> Set exercise: Write out every single entry exactly.

::: Dataset records

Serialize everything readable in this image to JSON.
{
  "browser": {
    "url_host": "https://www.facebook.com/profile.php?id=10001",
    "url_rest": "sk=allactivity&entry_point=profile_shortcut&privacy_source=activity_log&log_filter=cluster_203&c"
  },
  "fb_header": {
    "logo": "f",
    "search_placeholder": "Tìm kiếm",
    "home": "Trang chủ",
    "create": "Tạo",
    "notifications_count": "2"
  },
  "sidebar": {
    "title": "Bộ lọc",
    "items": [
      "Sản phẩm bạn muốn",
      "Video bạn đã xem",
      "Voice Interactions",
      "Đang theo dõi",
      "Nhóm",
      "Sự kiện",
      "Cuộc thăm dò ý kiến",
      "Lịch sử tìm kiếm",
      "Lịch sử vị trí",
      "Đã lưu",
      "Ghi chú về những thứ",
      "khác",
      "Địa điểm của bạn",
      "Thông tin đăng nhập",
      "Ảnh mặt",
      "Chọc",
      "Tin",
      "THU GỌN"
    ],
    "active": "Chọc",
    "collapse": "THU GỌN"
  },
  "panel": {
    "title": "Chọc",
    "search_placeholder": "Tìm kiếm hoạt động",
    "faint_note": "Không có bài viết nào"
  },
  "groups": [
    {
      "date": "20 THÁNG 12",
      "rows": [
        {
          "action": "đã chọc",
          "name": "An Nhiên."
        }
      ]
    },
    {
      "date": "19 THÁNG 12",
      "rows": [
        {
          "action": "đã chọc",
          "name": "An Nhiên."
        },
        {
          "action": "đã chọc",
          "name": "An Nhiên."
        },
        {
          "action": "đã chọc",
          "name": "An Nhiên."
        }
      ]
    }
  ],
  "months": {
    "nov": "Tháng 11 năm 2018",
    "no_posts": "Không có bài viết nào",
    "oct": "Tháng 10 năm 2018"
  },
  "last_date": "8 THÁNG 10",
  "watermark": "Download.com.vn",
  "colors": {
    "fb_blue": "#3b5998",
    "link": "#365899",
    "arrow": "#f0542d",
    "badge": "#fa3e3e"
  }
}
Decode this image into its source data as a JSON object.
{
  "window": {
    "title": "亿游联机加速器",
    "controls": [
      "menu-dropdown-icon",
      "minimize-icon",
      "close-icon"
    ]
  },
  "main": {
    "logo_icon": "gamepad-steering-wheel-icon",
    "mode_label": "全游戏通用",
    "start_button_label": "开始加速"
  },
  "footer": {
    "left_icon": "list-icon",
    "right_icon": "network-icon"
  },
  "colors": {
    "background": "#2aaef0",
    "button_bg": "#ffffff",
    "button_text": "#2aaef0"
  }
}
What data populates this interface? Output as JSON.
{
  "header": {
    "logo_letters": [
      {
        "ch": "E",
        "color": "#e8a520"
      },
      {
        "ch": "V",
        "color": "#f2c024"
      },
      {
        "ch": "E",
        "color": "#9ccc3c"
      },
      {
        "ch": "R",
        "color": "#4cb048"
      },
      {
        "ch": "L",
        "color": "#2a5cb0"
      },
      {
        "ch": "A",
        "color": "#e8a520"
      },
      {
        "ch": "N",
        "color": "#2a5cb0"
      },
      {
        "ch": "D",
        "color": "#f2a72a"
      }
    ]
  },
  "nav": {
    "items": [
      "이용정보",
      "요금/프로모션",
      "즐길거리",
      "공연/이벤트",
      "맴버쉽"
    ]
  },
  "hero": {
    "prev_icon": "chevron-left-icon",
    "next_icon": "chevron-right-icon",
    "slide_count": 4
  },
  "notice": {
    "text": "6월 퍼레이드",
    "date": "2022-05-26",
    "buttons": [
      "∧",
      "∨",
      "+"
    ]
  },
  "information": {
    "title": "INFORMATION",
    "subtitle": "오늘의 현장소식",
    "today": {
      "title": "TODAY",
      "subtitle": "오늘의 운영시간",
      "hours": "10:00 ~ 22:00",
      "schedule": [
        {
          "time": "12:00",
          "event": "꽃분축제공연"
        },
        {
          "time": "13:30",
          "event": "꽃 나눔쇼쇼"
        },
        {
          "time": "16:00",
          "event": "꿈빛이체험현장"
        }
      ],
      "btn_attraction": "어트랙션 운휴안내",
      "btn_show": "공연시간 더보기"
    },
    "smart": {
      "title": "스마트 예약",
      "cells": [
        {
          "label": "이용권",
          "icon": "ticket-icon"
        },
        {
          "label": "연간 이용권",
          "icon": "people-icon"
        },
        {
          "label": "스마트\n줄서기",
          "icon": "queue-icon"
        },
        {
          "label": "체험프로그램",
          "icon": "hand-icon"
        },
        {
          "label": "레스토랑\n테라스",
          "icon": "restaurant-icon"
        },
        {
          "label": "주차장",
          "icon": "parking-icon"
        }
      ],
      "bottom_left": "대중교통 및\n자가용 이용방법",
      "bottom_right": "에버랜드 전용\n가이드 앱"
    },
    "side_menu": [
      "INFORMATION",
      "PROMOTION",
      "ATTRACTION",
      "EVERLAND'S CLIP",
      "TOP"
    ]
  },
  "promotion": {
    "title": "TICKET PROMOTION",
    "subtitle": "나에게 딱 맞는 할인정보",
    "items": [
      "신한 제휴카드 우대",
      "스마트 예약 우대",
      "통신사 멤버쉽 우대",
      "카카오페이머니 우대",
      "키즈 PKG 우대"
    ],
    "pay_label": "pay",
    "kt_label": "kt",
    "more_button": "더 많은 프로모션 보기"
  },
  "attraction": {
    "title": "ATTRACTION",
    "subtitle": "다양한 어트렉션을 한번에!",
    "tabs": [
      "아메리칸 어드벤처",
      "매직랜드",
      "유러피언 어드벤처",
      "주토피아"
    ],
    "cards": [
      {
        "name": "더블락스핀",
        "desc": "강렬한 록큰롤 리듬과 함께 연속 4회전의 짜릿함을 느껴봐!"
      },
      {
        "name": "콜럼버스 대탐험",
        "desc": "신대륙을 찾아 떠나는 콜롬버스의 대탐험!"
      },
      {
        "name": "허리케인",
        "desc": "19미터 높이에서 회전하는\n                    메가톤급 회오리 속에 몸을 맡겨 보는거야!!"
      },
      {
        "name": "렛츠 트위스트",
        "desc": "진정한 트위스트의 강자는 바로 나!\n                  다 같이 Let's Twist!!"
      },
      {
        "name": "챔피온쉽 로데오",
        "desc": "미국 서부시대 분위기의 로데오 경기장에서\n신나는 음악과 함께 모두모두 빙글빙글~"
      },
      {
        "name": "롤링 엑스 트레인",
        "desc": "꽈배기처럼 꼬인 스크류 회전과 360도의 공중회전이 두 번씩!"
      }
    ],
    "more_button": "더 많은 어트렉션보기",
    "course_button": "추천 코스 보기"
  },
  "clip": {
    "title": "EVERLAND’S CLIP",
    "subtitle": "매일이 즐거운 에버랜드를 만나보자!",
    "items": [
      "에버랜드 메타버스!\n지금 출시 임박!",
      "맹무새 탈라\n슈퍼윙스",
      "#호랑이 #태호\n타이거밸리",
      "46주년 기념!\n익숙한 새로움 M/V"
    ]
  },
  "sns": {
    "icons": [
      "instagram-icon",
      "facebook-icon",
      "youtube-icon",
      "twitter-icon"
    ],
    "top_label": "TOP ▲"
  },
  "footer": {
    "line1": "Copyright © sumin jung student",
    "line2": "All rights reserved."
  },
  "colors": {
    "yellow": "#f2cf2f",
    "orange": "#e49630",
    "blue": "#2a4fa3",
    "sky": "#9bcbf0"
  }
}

::::::

> Final answer:
Serialize everything readable in this image to JSON.
{
  "browser": {
    "url_host": "https://www.facebook.com/profile.php?id=10001",
    "url_rest": "sk=allactivity&entry_point=profile_shortcut&privacy_source=activity_log&log_filter=cluster_203&c"
  },
  "fb_header": {
    "logo": "f",
    "search_placeholder": "Tìm kiếm",
    "home": "Trang chủ",
    "create": "Tạo",
    "notifications_count": "2"
  },
  "sidebar": {
    "title": "Bộ lọc",
    "items": [
      "Sản phẩm bạn muốn",
      "Video bạn đã xem",
      "Voice Interactions",
      "Đang theo dõi",
      "Nhóm",
      "Sự kiện",
      "Cuộc thăm dò ý kiến",
      "Lịch sử tìm kiếm",
      "Lịch sử vị trí",
      "Đã lưu",
      "Ghi chú về những thứ",
      "khác",
      "Địa điểm của bạn",
      "Thông tin đăng nhập",
      "Ảnh mặt",
      "Chọc",
      "Tin",
      "THU GỌN"
    ],
    "active": "Chọc",
    "collapse": "THU GỌN"
  },
  "panel": {
    "title": "Chọc",
    "search_placeholder": "Tìm kiếm hoạt động",
    "faint_note": "Không có bài viết nào"
  },
  "groups": [
    {
      "date": "20 THÁNG 12",
      "rows": [
        {
          "action": "đã chọc",
          "name": "An Nhiên."
        }
      ]
    },
    {
      "date": "19 THÁNG 12",
      "rows": [
        {
          "action": "đã chọc",
          "name": "An Nhiên."
        },
        {
          "action": "đã chọc",
          "name": "An Nhiên."
        },
        {
          "action": "đã chọc",
          "name": "An Nhiên."
        }
      ]
    }
  ],
  "months": {
    "nov": "Tháng 11 năm 2018",
    "no_posts": "Không có bài viết nào",
    "oct": "Tháng 10 năm 2018"
  },
  "last_date": "8 THÁNG 10",
  "watermark": "Download.com.vn",
  "colors": {
    "fb_blue": "#3b5998",
    "link": "#365899",
    "arrow": "#f0542d",
    "badge": "#fa3e3e"
  }
}
Decode this image into its source data as a JSON object.
{
  "window": {
    "title": "亿游联机加速器",
    "controls": [
      "menu-dropdown-icon",
      "minimize-icon",
      "close-icon"
    ]
  },
  "main": {
    "logo_icon": "gamepad-steering-wheel-icon",
    "mode_label": "全游戏通用",
    "start_button_label": "开始加速"
  },
  "footer": {
    "left_icon": "list-icon",
    "right_icon": "network-icon"
  },
  "colors": {
    "background": "#2aaef0",
    "button_bg": "#ffffff",
    "button_text": "#2aaef0"
  }
}
What data populates this interface? Output as JSON.
{
  "header": {
    "logo_letters": [
      {
        "ch": "E",
        "color": "#e8a520"
      },
      {
        "ch": "V",
        "color": "#f2c024"
      },
      {
        "ch": "E",
        "color": "#9ccc3c"
      },
      {
        "ch": "R",
        "color": "#4cb048"
      },
      {
        "ch": "L",
        "color": "#2a5cb0"
      },
      {
        "ch": "A",
        "color": "#e8a520"
      },
      {
        "ch": "N",
        "color": "#2a5cb0"
      },
      {
        "ch": "D",
        "color": "#f2a72a"
      }
    ]
  },
  "nav": {
    "items": [
      "이용정보",
      "요금/프로모션",
      "즐길거리",
      "공연/이벤트",
      "맴버쉽"
    ]
  },
  "hero": {
    "prev_icon": "chevron-left-icon",
    "next_icon": "chevron-right-icon",
    "slide_count": 4
  },
  "notice": {
    "text": "6월 퍼레이드",
    "date": "2022-05-26",
    "buttons": [
      "∧",
      "∨",
      "+"
    ]
  },
  "information": {
    "title": "INFORMATION",
    "subtitle": "오늘의 현장소식",
    "today": {
      "title": "TODAY",
      "subtitle": "오늘의 운영시간",
      "hours": "10:00 ~ 22:00",
      "schedule": [
        {
          "time": "12:00",
          "event": "꽃분축제공연"
        },
        {
          "time": "13:30",
          "event": "꽃 나눔쇼쇼"
        },
        {
          "time": "16:00",
          "event": "꿈빛이체험현장"
        }
      ],
      "btn_attraction": "어트랙션 운휴안내",
      "btn_show": "공연시간 더보기"
    },
    "smart": {
      "title": "스마트 예약",
      "cells": [
        {
          "label": "이용권",
          "icon": "ticket-icon"
        },
        {
          "label": "연간 이용권",
          "icon": "people-icon"
        },
        {
          "label": "스마트\n줄서기",
          "icon": "queue-icon"
        },
        {
          "label": "체험프로그램",
          "icon": "hand-icon"
        },
        {
          "label": "레스토랑\n테라스",
          "icon": "restaurant-icon"
        },
        {
          "label": "주차장",
          "icon": "parking-icon"
        }
      ],
      "bottom_left": "대중교통 및\n자가용 이용방법",
      "bottom_right": "에버랜드 전용\n가이드 앱"
    },
    "side_menu": [
      "INFORMATION",
      "PROMOTION",
      "ATTRACTION",
      "EVERLAND'S CLIP",
      "TOP"
    ]
  },
  "promotion": {
    "title": "TICKET PROMOTION",
    "subtitle": "나에게 딱 맞는 할인정보",
    "items": [
      "신한 제휴카드 우대",
      "스마트 예약 우대",
      "통신사 멤버쉽 우대",
      "카카오페이머니 우대",
      "키즈 PKG 우대"
    ],
    "pay_label": "pay",
    "kt_label": "kt",
    "more_button": "더 많은 프로모션 보기"
  },
  "attraction": {
    "title": "ATTRACTION",
    "subtitle": "다양한 어트렉션을 한번에!",
    "tabs": [
      "아메리칸 어드벤처",
      "매직랜드",
      "유러피언 어드벤처",
      "주토피아"
    ],
    "cards": [
      {
        "name": "더블락스핀",
        "desc": "강렬한 록큰롤 리듬과 함께 연속 4회전의 짜릿함을 느껴봐!"
      },
      {
        "name": "콜럼버스 대탐험",
        "desc": "신대륙을 찾아 떠나는 콜롬버스의 대탐험!"
      },
      {
        "name": "허리케인",
        "desc": "19미터 높이에서 회전하는\n                    메가톤급 회오리 속에 몸을 맡겨 보는거야!!"
      },
      {
        "name": "렛츠 트위스트",
        "desc": "진정한 트위스트의 강자는 바로 나!\n                  다 같이 Let's Twist!!"
      },
      {
        "name": "챔피온쉽 로데오",
        "desc": "미국 서부시대 분위기의 로데오 경기장에서\n신나는 음악과 함께 모두모두 빙글빙글~"
      },
      {
        "name": "롤링 엑스 트레인",
        "desc": "꽈배기처럼 꼬인 스크류 회전과 360도의 공중회전이 두 번씩!"
      }
    ],
    "more_button": "더 많은 어트렉션보기",
    "course_button": "추천 코스 보기"
  },
  "clip": {
    "title": "EVERLAND’S CLIP",
    "subtitle": "매일이 즐거운 에버랜드를 만나보자!",
    "items": [
      "에버랜드 메타버스!\n지금 출시 임박!",
      "맹무새 탈라\n슈퍼윙스",
      "#호랑이 #태호\n타이거밸리",
      "46주년 기념!\n익숙한 새로움 M/V"
    ]
  },
  "sns": {
    "icons": [
      "instagram-icon",
      "facebook-icon",
      "youtube-icon",
      "twitter-icon"
    ],
    "top_label": "TOP ▲"
  },
  "footer": {
    "line1": "Copyright © sumin jung student",
    "line2": "All rights reserved."
  },
  "colors": {
    "yellow": "#f2cf2f",
    "orange": "#e49630",
    "blue": "#2a4fa3",
    "sky": "#9bcbf0"
  }
}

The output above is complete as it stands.